↓↓↓
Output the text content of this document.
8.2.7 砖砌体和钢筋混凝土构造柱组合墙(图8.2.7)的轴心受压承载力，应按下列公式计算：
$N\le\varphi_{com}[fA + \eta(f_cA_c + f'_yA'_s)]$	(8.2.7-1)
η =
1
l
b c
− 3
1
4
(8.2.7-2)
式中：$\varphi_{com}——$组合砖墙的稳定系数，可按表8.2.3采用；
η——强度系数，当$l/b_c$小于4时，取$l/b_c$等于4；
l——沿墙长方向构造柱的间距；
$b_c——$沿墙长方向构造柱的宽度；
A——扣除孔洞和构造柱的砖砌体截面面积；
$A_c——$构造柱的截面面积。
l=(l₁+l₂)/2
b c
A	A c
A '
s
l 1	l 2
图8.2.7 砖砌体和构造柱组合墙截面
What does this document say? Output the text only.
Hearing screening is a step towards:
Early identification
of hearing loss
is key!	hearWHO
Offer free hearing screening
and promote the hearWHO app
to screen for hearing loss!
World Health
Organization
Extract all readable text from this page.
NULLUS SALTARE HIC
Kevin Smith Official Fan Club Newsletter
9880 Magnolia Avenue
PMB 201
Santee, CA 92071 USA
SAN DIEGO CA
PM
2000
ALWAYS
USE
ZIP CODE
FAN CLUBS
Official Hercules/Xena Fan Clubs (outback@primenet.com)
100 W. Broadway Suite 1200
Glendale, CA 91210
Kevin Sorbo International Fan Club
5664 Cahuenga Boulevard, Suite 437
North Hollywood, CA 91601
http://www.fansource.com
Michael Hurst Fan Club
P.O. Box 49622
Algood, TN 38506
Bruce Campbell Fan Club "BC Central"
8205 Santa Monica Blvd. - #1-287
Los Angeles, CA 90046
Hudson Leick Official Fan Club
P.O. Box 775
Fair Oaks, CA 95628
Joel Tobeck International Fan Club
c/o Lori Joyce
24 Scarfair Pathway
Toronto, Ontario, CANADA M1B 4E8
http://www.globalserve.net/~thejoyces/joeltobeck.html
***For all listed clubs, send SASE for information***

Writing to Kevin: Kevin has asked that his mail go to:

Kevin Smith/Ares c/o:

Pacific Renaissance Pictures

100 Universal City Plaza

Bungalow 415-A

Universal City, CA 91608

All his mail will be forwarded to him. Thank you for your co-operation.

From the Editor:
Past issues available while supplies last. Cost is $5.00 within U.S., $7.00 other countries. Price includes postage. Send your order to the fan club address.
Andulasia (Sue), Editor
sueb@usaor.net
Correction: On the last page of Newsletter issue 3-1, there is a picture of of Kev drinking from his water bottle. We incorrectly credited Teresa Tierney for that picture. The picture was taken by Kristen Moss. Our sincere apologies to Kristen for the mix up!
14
↑↑↑
## Given instruction
Identify and copy lines that hold the string "Kevin".

## Reply to the task
Kevin Smith Official Fan Club Newsletter
Kevin Sorbo International Fan Club
Writing to Kevin: Kevin has asked that his mail go to:
Kevin Smith/Ares c/o:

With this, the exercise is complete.